_Required work_
Translate this sentence from the KWBQ excerpt below into Spanish: "In September 2006, KWBQ and KRWB were rebranded as "New Mexico's CW" to reflect their new affiliation."

====== Excerpt

Television station in Santa Fe, New Mexico

KWBQ (channel 19) is a television station licensed to Santa Fe, New Mexico, United States, serving as the Albuquerque area's outlet for The CW. It is owned by Mission Broadcasting alongside KASY-TV (channel 50), an independent station with MyNetworkTV; both stations are operated under a shared services agreement (SSA) by Nexstar Media Group, owner of Fox affiliate KRQE (channel 13). The four stations share studios at Broadcast Plaza in Albuquerque; KWBQ's transmitter is located atop Sandia Crest.

KRWB-TV (channel 21) in Roswell operates as a satellite of KWBQ, extending its signal across southeastern New Mexico. This station's transmitter is located near Hagerman. KRWB is a straight simulcast of KWBQ; on-air references to KRWB are limited to Federal Communications Commission (FCC)-mandated hourly station identifications during programming. Besides the transmitter, KRWB does not maintain any physical presence in Roswell. Unlike its parent station, KRWB does not carry any of KWBQ's subchannels, but does carry KASY-TV on its second subchannel.

==History==
KWBQ commenced operations on March 5, 1999, as an affiliate of The WB, bringing that network's programming back to the market two years after then-UPN affiliate KASY-TV dropped its secondary affiliation with the network after a two-year run in 1997. The station was originally branded as "WB19" at sign-on, before it was later changed to "New Mexico's WB" in 2002. ACME Communications would purchase KASY from Ramar Communications in June 1999, a deal that resulted in the formation of Albuquerque's first major television duopoly and the termination of KASY's local marketing agreement with Lee Enterprises (then-owners of CBS affiliate KRQE). In February 2003, KWBQ signed on Roswell-licensed satellite station KRWB-TV on UHF channel 21 to extend KWBQ's broadcast signal into southeastern New Mexico. This partially filled a gap that was created in January 2002 when the network's El Paso affiliate, KKWB, switched its affiliation to TeleFutura; as a result, the network's programming would only be available on cable in the El Paso market via Los Angeles superstation KTLA for the remainder of its run.

On January 24, 2006, Time Warner's Warner Bros. Entertainment unit and CBS Corporation announced that the two companies would merge the operations of The WB and UPN, which the companies respectively owned, into a joint venture called The CW Television Network. On March 9 of that year, ACME Communications signed an affiliation agreement with the network for KWBQ and its KRWB satellite to join The CW upon the network's September 18 launch, while KASY would join another new service, the Fox Entertainment Group-owned MyNetworkTV, upon its September 5, 2006, launch. The deals made ACME the third station group, after Capitol Broadcasting Company (WJZY-WMYT-TV in Charlotte) and Weigel Broadcasting (WCWW-LP-WMYS-LP in South Bend) to have duopolies affiliated with both The CW and MyNetworkTV. In September 2006, KWBQ and KRWB were rebranded as "New Mexico's CW" to reflect their new affiliation. At that time, the station created a new mascot dubbed "The CW Guy" (designed basically as an anthropomorphic television with arms and legs and The CW's logo on its screen) to serve as a promotional tool at local station events; "The CW Guy" served as a replacement for The WB's former mascot Michigan J. Frog.

============
====== Raw records

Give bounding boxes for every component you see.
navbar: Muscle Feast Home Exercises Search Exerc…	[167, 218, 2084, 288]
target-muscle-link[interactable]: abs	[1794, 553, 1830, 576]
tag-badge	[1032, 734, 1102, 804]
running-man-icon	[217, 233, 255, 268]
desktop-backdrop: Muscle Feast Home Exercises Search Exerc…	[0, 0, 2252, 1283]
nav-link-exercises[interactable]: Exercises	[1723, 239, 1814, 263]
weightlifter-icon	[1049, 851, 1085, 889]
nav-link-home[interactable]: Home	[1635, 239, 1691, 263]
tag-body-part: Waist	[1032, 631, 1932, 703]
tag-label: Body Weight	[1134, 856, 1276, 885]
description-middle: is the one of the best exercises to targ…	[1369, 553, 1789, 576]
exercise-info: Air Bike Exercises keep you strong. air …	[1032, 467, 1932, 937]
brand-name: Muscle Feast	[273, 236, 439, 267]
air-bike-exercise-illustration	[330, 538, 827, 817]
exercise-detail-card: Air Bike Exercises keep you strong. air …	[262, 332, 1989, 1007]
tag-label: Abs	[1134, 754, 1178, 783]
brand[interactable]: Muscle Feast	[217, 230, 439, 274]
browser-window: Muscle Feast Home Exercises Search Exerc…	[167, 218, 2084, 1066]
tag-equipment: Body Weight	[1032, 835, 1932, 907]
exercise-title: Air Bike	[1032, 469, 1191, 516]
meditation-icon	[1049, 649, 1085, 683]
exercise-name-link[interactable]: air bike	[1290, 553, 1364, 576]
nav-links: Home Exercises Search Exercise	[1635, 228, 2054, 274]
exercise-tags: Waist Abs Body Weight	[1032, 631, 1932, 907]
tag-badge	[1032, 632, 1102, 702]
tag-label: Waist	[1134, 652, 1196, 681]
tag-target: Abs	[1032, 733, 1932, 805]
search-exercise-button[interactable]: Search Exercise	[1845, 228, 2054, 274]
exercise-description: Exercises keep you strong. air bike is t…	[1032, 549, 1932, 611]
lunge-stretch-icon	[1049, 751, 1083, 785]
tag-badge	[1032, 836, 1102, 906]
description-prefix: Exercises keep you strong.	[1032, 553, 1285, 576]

============

_Response for this exercise_
En septiembre de 2006, KWBQ y KRWB cambiaron su marca a "New Mexico's CW" para reflejar su nueva afiliación.